Repeat every line exactly, keeping the pictures out of the copy.

Data records
============

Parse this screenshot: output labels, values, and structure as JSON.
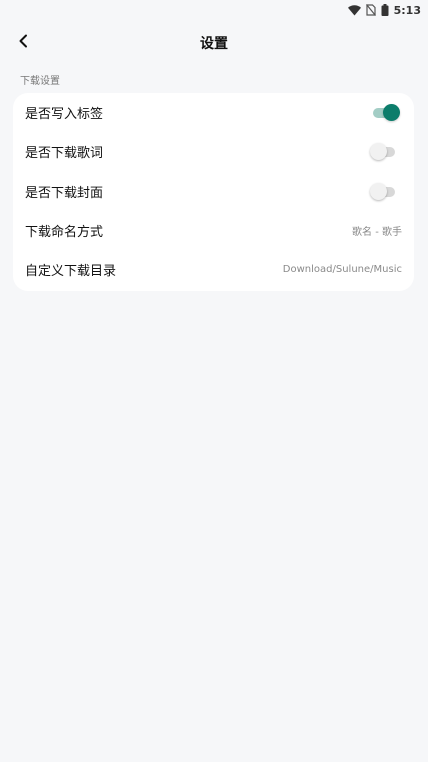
{
  "status_bar": {
    "time": "5:13",
    "icons": [
      "wifi-icon",
      "no-sim-icon",
      "battery-icon"
    ]
  },
  "header": {
    "title": "设置",
    "back_icon": "chevron-left-icon"
  },
  "section": {
    "title": "下载设置"
  },
  "settings": [
    {
      "label": "是否写入标签",
      "type": "toggle",
      "on": true
    },
    {
      "label": "是否下载歌词",
      "type": "toggle",
      "on": false
    },
    {
      "label": "是否下载封面",
      "type": "toggle",
      "on": false
    },
    {
      "label": "下载命名方式",
      "type": "value",
      "value": "歌名 - 歌手"
    },
    {
      "label": "自定义下载目录",
      "type": "value",
      "value": "Download/Sulune/Music"
    }
  ],
  "colors": {
    "accent": "#0c7d6b",
    "accent_track": "#a3cdc5",
    "background": "#f6f7f9",
    "card": "#ffffff"
  }
}
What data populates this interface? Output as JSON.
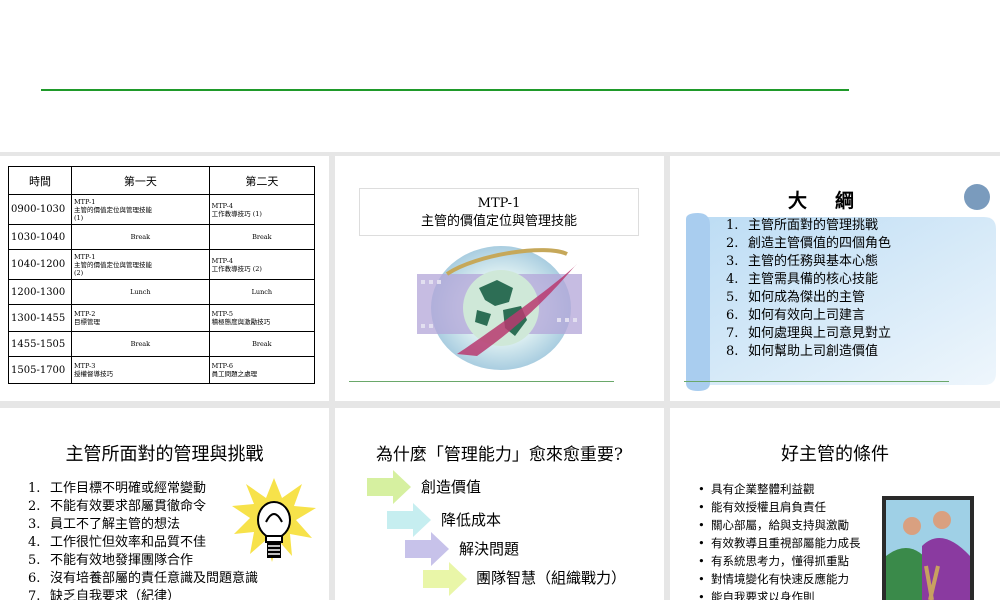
{
  "schedule": {
    "headers": [
      "時間",
      "第一天",
      "第二天"
    ],
    "rows": [
      {
        "time": "0900-1030",
        "day1": "MTP-1\n主管的價值定位與管理技能\n(1)",
        "day2": "MTP-4\n工作教導技巧 (1)"
      },
      {
        "time": "1030-1040",
        "day1": "Break",
        "day2": "Break"
      },
      {
        "time": "1040-1200",
        "day1": "MTP-1\n主管的價值定位與管理技能\n(2)",
        "day2": "MTP-4\n工作教導技巧 (2)"
      },
      {
        "time": "1200-1300",
        "day1": "Lunch",
        "day2": "Lunch"
      },
      {
        "time": "1300-1455",
        "day1": "MTP-2\n目標管理",
        "day2": "MTP-5\n積極態度與激勵技巧"
      },
      {
        "time": "1455-1505",
        "day1": "Break",
        "day2": "Break"
      },
      {
        "time": "1505-1700",
        "day1": "MTP-3\n授權督導技巧",
        "day2": "MTP-6\n員工問題之處理"
      }
    ]
  },
  "title_slide": {
    "line1": "MTP-1",
    "line2": "主管的價值定位與管理技能"
  },
  "outline": {
    "title": "大綱",
    "items": [
      "主管所面對的管理挑戰",
      "創造主管價值的四個角色",
      "主管的任務與基本心態",
      "主管需具備的核心技能",
      "如何成為傑出的主管",
      "如何有效向上司建言",
      "如何處理與上司意見對立",
      "如何幫助上司創造價值"
    ]
  },
  "challenges": {
    "title": "主管所面對的管理與挑戰",
    "items": [
      "工作目標不明確或經常變動",
      "不能有效要求部屬貫徹命令",
      "員工不了解主管的想法",
      "工作很忙但效率和品質不佳",
      "不能有效地發揮團隊合作",
      "沒有培養部屬的責任意識及問題意識",
      "缺乏自我要求（紀律）"
    ]
  },
  "why": {
    "title": "為什麼「管理能力」愈來愈重要?",
    "steps": [
      "創造價值",
      "降低成本",
      "解決問題",
      "團隊智慧（組織戰力）"
    ]
  },
  "good_boss": {
    "title": "好主管的條件",
    "items": [
      "具有企業整體利益觀",
      "能有效授權且肩負責任",
      "關心部屬，給與支持與激勵",
      "有效教導且重視部屬能力成長",
      "有系統思考力，懂得抓重點",
      "對情境變化有快速反應能力",
      "能自我要求以身作則"
    ]
  },
  "colors": {
    "rule_green": "#1f9a2a",
    "scroll_blue": "#cfe6f7",
    "arrow_green": "#d6f0a0",
    "arrow_purple": "#c7c2ea"
  }
}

============

**Response**
Parse this screenshot: output labels, values, and structure as JSON.
{
  "status_bar": {
    "time": "5:13",
    "icons": [
      "wifi-icon",
      "no-sim-icon",
      "battery-icon"
    ]
  },
  "header": {
    "title": "设置",
    "back_icon": "chevron-left-icon"
  },
  "section": {
    "title": "下载设置"
  },
  "settings": [
    {
      "label": "是否写入标签",
      "type": "toggle",
      "on": true
    },
    {
      "label": "是否下载歌词",
      "type": "toggle",
      "on": false
    },
    {
      "label": "是否下载封面",
      "type": "toggle",
      "on": false
    },
    {
      "label": "下载命名方式",
      "type": "value",
      "value": "歌名 - 歌手"
    },
    {
      "label": "自定义下载目录",
      "type": "value",
      "value": "Download/Sulune/Music"
    }
  ],
  "colors": {
    "accent": "#0c7d6b",
    "accent_track": "#a3cdc5",
    "background": "#f6f7f9",
    "card": "#ffffff"
  }
}
What data populates this interface? Output as JSON.
{
  "schedule": {
    "headers": [
      "時間",
      "第一天",
      "第二天"
    ],
    "rows": [
      {
        "time": "0900-1030",
        "day1": "MTP-1\n主管的價值定位與管理技能\n(1)",
        "day2": "MTP-4\n工作教導技巧 (1)"
      },
      {
        "time": "1030-1040",
        "day1": "Break",
        "day2": "Break"
      },
      {
        "time": "1040-1200",
        "day1": "MTP-1\n主管的價值定位與管理技能\n(2)",
        "day2": "MTP-4\n工作教導技巧 (2)"
      },
      {
        "time": "1200-1300",
        "day1": "Lunch",
        "day2": "Lunch"
      },
      {
        "time": "1300-1455",
        "day1": "MTP-2\n目標管理",
        "day2": "MTP-5\n積極態度與激勵技巧"
      },
      {
        "time": "1455-1505",
        "day1": "Break",
        "day2": "Break"
      },
      {
        "time": "1505-1700",
        "day1": "MTP-3\n授權督導技巧",
        "day2": "MTP-6\n員工問題之處理"
      }
    ]
  },
  "title_slide": {
    "line1": "MTP-1",
    "line2": "主管的價值定位與管理技能"
  },
  "outline": {
    "title": "大綱",
    "items": [
      "主管所面對的管理挑戰",
      "創造主管價值的四個角色",
      "主管的任務與基本心態",
      "主管需具備的核心技能",
      "如何成為傑出的主管",
      "如何有效向上司建言",
      "如何處理與上司意見對立",
      "如何幫助上司創造價值"
    ]
  },
  "challenges": {
    "title": "主管所面對的管理與挑戰",
    "items": [
      "工作目標不明確或經常變動",
      "不能有效要求部屬貫徹命令",
      "員工不了解主管的想法",
      "工作很忙但效率和品質不佳",
      "不能有效地發揮團隊合作",
      "沒有培養部屬的責任意識及問題意識",
      "缺乏自我要求（紀律）"
    ]
  },
  "why": {
    "title": "為什麼「管理能力」愈來愈重要?",
    "steps": [
      "創造價值",
      "降低成本",
      "解決問題",
      "團隊智慧（組織戰力）"
    ]
  },
  "good_boss": {
    "title": "好主管的條件",
    "items": [
      "具有企業整體利益觀",
      "能有效授權且肩負責任",
      "關心部屬，給與支持與激勵",
      "有效教導且重視部屬能力成長",
      "有系統思考力，懂得抓重點",
      "對情境變化有快速反應能力",
      "能自我要求以身作則"
    ]
  },
  "colors": {
    "rule_green": "#1f9a2a",
    "scroll_blue": "#cfe6f7",
    "arrow_green": "#d6f0a0",
    "arrow_purple": "#c7c2ea"
  }
}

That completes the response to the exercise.